(Extracted data entries)

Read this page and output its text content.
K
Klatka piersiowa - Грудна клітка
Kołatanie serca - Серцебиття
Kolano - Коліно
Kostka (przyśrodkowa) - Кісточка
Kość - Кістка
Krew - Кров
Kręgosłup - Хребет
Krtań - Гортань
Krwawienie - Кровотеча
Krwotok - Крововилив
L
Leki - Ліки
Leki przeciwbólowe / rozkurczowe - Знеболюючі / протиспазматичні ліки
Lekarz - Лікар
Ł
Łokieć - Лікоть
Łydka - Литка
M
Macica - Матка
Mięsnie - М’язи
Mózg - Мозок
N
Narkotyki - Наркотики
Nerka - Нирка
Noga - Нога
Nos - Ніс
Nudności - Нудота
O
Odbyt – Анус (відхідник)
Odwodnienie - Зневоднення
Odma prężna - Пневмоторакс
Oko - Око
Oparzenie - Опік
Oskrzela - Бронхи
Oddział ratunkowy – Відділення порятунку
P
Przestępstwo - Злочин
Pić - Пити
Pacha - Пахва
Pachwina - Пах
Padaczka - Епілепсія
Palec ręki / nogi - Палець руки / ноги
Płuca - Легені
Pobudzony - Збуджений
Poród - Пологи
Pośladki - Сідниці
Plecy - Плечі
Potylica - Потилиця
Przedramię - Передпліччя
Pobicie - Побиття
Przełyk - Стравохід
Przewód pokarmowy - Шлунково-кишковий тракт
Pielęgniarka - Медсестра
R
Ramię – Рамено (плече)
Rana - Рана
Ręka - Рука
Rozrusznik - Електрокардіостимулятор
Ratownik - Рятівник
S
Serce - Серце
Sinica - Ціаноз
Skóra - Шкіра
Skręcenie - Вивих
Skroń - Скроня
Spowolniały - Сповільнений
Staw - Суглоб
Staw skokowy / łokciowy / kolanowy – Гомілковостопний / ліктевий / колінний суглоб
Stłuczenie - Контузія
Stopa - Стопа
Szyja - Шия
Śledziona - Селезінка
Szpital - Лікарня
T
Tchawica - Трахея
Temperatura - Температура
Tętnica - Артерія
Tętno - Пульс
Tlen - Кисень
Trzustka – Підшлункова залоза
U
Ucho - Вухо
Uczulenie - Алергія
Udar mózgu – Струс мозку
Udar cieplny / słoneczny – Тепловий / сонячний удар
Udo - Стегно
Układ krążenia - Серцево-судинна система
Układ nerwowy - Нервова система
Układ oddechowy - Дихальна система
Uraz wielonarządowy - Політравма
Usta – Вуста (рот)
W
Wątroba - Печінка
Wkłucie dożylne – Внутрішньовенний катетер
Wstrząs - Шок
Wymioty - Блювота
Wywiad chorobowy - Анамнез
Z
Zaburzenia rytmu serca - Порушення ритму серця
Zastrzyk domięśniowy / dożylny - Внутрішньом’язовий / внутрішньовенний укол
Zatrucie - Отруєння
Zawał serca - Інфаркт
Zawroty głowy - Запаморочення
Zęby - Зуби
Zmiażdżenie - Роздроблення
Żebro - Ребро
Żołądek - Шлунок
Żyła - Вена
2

Job: Go through the lines above. Select every one that has the string "serca".

Result of this task:
Kołatanie serca - Серцебиття
Zaburzenia rytmu serca - Порушення ритму серця
Zawał serca - Інфаркт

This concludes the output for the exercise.